Raw records
========

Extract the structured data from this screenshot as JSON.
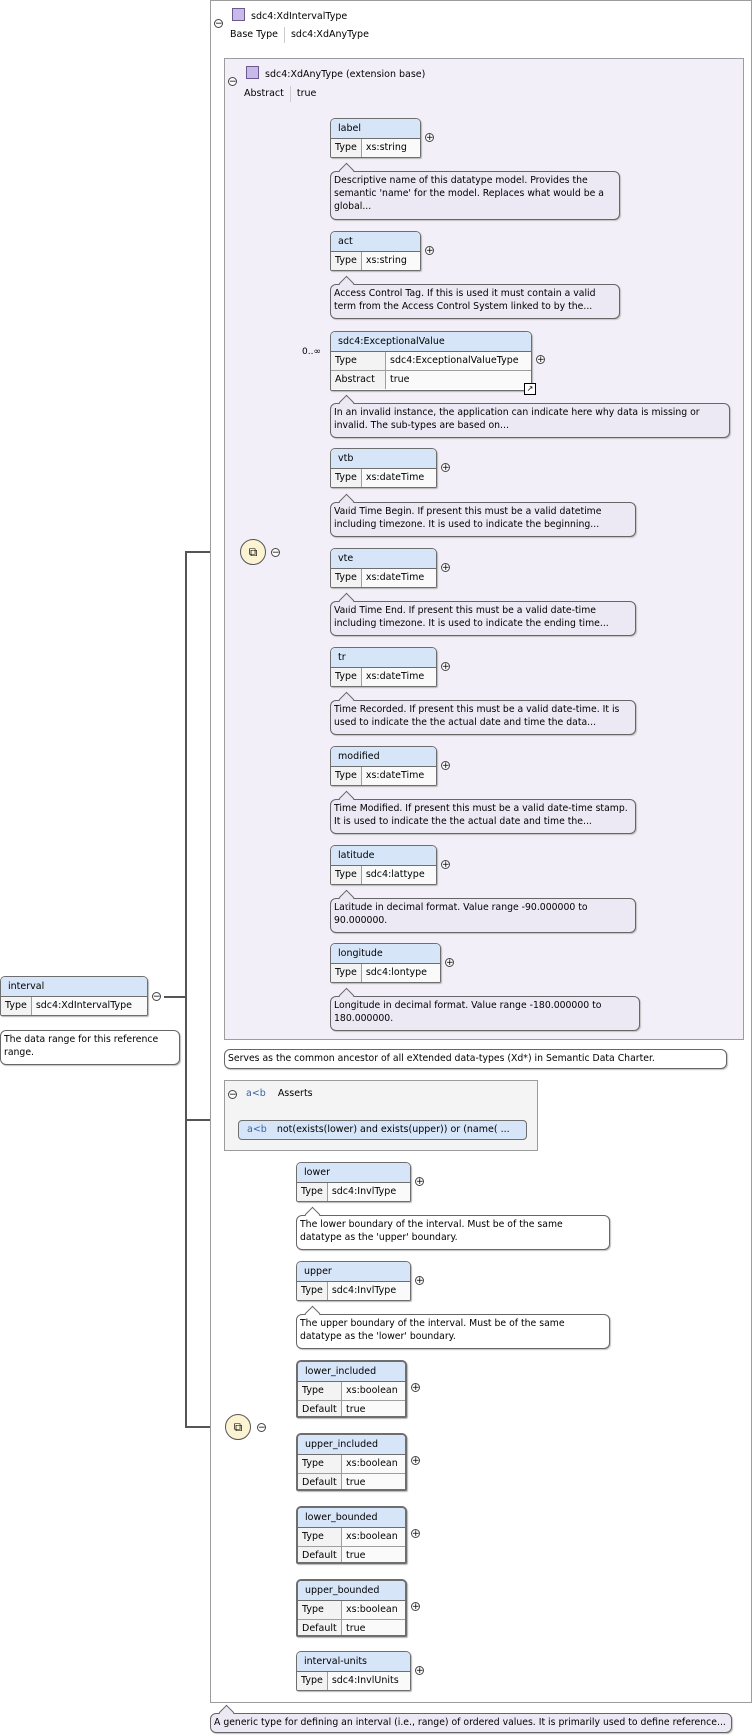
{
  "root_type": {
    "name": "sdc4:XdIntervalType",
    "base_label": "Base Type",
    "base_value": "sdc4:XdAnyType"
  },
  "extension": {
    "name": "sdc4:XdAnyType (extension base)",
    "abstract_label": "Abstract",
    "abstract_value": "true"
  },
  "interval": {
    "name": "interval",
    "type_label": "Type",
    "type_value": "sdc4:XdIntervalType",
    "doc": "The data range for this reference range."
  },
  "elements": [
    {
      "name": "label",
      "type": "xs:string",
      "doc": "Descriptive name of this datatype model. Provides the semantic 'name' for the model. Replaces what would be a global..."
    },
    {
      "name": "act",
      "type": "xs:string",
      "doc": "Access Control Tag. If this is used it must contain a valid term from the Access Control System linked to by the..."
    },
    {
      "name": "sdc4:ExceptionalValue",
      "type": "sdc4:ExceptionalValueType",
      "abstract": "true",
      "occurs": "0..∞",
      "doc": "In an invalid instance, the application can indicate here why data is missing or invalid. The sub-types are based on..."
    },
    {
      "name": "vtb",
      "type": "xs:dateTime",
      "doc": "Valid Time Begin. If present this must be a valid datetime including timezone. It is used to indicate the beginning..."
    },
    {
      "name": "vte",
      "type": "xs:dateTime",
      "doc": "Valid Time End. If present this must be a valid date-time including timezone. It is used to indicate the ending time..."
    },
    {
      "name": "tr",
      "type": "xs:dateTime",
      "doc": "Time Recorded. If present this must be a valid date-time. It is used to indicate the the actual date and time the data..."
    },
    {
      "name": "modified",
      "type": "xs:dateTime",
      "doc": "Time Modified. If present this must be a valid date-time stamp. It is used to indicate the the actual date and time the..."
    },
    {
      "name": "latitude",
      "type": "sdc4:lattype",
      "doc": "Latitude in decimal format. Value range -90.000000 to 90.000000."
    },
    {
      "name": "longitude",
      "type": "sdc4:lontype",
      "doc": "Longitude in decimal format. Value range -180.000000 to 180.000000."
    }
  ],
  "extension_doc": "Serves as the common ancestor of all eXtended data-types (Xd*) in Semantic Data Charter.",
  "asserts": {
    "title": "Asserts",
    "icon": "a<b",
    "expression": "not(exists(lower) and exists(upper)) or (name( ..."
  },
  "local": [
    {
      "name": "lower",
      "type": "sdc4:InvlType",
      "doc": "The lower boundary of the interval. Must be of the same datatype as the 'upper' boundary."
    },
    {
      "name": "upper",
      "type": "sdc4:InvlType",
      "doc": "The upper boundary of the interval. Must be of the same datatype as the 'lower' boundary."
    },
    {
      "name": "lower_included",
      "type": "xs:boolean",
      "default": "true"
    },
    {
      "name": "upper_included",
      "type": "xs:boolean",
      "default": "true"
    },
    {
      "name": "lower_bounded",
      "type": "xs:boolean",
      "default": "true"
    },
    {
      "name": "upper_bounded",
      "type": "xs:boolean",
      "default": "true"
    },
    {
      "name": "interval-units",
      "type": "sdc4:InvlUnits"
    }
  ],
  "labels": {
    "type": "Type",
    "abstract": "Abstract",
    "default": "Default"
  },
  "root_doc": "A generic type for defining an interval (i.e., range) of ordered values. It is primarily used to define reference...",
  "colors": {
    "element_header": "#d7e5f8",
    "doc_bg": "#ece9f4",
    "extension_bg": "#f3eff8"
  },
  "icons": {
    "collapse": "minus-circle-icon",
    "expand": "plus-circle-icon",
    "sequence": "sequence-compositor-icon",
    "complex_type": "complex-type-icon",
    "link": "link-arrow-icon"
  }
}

========

▶ Do this
Each line of the material must be retyped exactly, except that images are omitted.

▶ Answer in full
Extract the structured data from this screenshot as JSON.
{
  "root_type": {
    "name": "sdc4:XdIntervalType",
    "base_label": "Base Type",
    "base_value": "sdc4:XdAnyType"
  },
  "extension": {
    "name": "sdc4:XdAnyType (extension base)",
    "abstract_label": "Abstract",
    "abstract_value": "true"
  },
  "interval": {
    "name": "interval",
    "type_label": "Type",
    "type_value": "sdc4:XdIntervalType",
    "doc": "The data range for this reference range."
  },
  "elements": [
    {
      "name": "label",
      "type": "xs:string",
      "doc": "Descriptive name of this datatype model. Provides the semantic 'name' for the model. Replaces what would be a global..."
    },
    {
      "name": "act",
      "type": "xs:string",
      "doc": "Access Control Tag. If this is used it must contain a valid term from the Access Control System linked to by the..."
    },
    {
      "name": "sdc4:ExceptionalValue",
      "type": "sdc4:ExceptionalValueType",
      "abstract": "true",
      "occurs": "0..∞",
      "doc": "In an invalid instance, the application can indicate here why data is missing or invalid. The sub-types are based on..."
    },
    {
      "name": "vtb",
      "type": "xs:dateTime",
      "doc": "Valid Time Begin. If present this must be a valid datetime including timezone. It is used to indicate the beginning..."
    },
    {
      "name": "vte",
      "type": "xs:dateTime",
      "doc": "Valid Time End. If present this must be a valid date-time including timezone. It is used to indicate the ending time..."
    },
    {
      "name": "tr",
      "type": "xs:dateTime",
      "doc": "Time Recorded. If present this must be a valid date-time. It is used to indicate the the actual date and time the data..."
    },
    {
      "name": "modified",
      "type": "xs:dateTime",
      "doc": "Time Modified. If present this must be a valid date-time stamp. It is used to indicate the the actual date and time the..."
    },
    {
      "name": "latitude",
      "type": "sdc4:lattype",
      "doc": "Latitude in decimal format. Value range -90.000000 to 90.000000."
    },
    {
      "name": "longitude",
      "type": "sdc4:lontype",
      "doc": "Longitude in decimal format. Value range -180.000000 to 180.000000."
    }
  ],
  "extension_doc": "Serves as the common ancestor of all eXtended data-types (Xd*) in Semantic Data Charter.",
  "asserts": {
    "title": "Asserts",
    "icon": "a<b",
    "expression": "not(exists(lower) and exists(upper)) or (name( ..."
  },
  "local": [
    {
      "name": "lower",
      "type": "sdc4:InvlType",
      "doc": "The lower boundary of the interval. Must be of the same datatype as the 'upper' boundary."
    },
    {
      "name": "upper",
      "type": "sdc4:InvlType",
      "doc": "The upper boundary of the interval. Must be of the same datatype as the 'lower' boundary."
    },
    {
      "name": "lower_included",
      "type": "xs:boolean",
      "default": "true"
    },
    {
      "name": "upper_included",
      "type": "xs:boolean",
      "default": "true"
    },
    {
      "name": "lower_bounded",
      "type": "xs:boolean",
      "default": "true"
    },
    {
      "name": "upper_bounded",
      "type": "xs:boolean",
      "default": "true"
    },
    {
      "name": "interval-units",
      "type": "sdc4:InvlUnits"
    }
  ],
  "labels": {
    "type": "Type",
    "abstract": "Abstract",
    "default": "Default"
  },
  "root_doc": "A generic type for defining an interval (i.e., range) of ordered values. It is primarily used to define reference...",
  "colors": {
    "element_header": "#d7e5f8",
    "doc_bg": "#ece9f4",
    "extension_bg": "#f3eff8"
  },
  "icons": {
    "collapse": "minus-circle-icon",
    "expand": "plus-circle-icon",
    "sequence": "sequence-compositor-icon",
    "complex_type": "complex-type-icon",
    "link": "link-arrow-icon"
  }
}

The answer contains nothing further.